[Opening DATASET EXTRACT section]

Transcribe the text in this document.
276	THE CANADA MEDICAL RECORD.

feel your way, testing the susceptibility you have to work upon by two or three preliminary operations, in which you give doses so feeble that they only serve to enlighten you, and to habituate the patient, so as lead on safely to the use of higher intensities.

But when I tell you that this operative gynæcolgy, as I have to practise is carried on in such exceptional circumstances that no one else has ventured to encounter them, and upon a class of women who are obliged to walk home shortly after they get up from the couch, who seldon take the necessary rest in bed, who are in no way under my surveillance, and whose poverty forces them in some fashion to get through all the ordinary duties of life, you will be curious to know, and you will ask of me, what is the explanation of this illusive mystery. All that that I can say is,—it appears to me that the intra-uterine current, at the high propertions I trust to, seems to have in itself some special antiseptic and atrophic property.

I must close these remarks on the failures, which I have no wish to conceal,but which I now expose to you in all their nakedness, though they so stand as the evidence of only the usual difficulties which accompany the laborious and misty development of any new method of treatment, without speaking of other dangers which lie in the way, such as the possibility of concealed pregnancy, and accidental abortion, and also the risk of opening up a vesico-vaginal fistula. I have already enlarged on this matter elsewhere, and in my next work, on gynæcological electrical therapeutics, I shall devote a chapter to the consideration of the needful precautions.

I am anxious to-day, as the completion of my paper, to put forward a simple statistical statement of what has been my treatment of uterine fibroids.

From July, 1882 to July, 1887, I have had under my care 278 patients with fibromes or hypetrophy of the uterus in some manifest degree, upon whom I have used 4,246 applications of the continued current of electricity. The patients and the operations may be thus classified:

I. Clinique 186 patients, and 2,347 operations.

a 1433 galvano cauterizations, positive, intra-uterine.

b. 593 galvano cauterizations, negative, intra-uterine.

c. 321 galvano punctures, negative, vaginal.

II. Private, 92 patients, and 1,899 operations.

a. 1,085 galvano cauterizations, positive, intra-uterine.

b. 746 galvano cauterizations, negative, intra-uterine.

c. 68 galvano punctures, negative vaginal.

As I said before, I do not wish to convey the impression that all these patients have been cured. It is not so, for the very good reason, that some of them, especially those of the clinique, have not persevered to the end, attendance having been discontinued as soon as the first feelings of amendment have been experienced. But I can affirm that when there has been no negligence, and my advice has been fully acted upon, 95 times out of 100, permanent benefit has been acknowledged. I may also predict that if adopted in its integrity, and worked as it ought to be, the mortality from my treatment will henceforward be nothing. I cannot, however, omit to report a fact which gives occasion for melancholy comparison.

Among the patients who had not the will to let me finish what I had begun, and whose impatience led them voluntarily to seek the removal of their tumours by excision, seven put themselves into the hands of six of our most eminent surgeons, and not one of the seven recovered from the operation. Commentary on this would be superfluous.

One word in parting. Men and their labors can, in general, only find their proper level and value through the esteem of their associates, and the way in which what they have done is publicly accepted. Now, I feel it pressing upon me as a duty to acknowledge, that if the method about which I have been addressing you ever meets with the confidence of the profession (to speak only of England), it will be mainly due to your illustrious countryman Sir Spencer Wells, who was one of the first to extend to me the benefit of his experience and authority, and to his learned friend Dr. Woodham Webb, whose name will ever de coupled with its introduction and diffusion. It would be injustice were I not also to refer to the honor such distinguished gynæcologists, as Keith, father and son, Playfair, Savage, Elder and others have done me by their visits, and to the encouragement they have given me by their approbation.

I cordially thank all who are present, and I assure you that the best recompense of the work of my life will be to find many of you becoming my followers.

[Closing DATASET EXTRACT section]

> PROBLEM REQUIREMENTS: Each and every record above needs writing out exactly.

> OUTPUT BELOW:
Transcribe the text in this document.
276	THE CANADA MEDICAL RECORD.

feel your way, testing the susceptibility you have to work upon by two or three preliminary operations, in which you give doses so feeble that they only serve to enlighten you, and to habituate the patient, so as lead on safely to the use of higher intensities.

But when I tell you that this operative gynæcolgy, as I have to practise is carried on in such exceptional circumstances that no one else has ventured to encounter them, and upon a class of women who are obliged to walk home shortly after they get up from the couch, who seldon take the necessary rest in bed, who are in no way under my surveillance, and whose poverty forces them in some fashion to get through all the ordinary duties of life, you will be curious to know, and you will ask of me, what is the explanation of this illusive mystery. All that that I can say is,—it appears to me that the intra-uterine current, at the high propertions I trust to, seems to have in itself some special antiseptic and atrophic property.

I must close these remarks on the failures, which I have no wish to conceal,but which I now expose to you in all their nakedness, though they so stand as the evidence of only the usual difficulties which accompany the laborious and misty development of any new method of treatment, without speaking of other dangers which lie in the way, such as the possibility of concealed pregnancy, and accidental abortion, and also the risk of opening up a vesico-vaginal fistula. I have already enlarged on this matter elsewhere, and in my next work, on gynæcological electrical therapeutics, I shall devote a chapter to the consideration of the needful precautions.

I am anxious to-day, as the completion of my paper, to put forward a simple statistical statement of what has been my treatment of uterine fibroids.

From July, 1882 to July, 1887, I have had under my care 278 patients with fibromes or hypetrophy of the uterus in some manifest degree, upon whom I have used 4,246 applications of the continued current of electricity. The patients and the operations may be thus classified:

I. Clinique 186 patients, and 2,347 operations.

a 1433 galvano cauterizations, positive, intra-uterine.

b. 593 galvano cauterizations, negative, intra-uterine.

c. 321 galvano punctures, negative, vaginal.

II. Private, 92 patients, and 1,899 operations.

a. 1,085 galvano cauterizations, positive, intra-uterine.

b. 746 galvano cauterizations, negative, intra-uterine.

c. 68 galvano punctures, negative vaginal.

As I said before, I do not wish to convey the impression that all these patients have been cured. It is not so, for the very good reason, that some of them, especially those of the clinique, have not persevered to the end, attendance having been discontinued as soon as the first feelings of amendment have been experienced. But I can affirm that when there has been no negligence, and my advice has been fully acted upon, 95 times out of 100, permanent benefit has been acknowledged. I may also predict that if adopted in its integrity, and worked as it ought to be, the mortality from my treatment will henceforward be nothing. I cannot, however, omit to report a fact which gives occasion for melancholy comparison.

Among the patients who had not the will to let me finish what I had begun, and whose impatience led them voluntarily to seek the removal of their tumours by excision, seven put themselves into the hands of six of our most eminent surgeons, and not one of the seven recovered from the operation. Commentary on this would be superfluous.

One word in parting. Men and their labors can, in general, only find their proper level and value through the esteem of their associates, and the way in which what they have done is publicly accepted. Now, I feel it pressing upon me as a duty to acknowledge, that if the method about which I have been addressing you ever meets with the confidence of the profession (to speak only of England), it will be mainly due to your illustrious countryman Sir Spencer Wells, who was one of the first to extend to me the benefit of his experience and authority, and to his learned friend Dr. Woodham Webb, whose name will ever de coupled with its introduction and diffusion. It would be injustice were I not also to refer to the honor such distinguished gynæcologists, as Keith, father and son, Playfair, Savage, Elder and others have done me by their visits, and to the encouragement they have given me by their approbation.

I cordially thank all who are present, and I assure you that the best recompense of the work of my life will be to find many of you becoming my followers.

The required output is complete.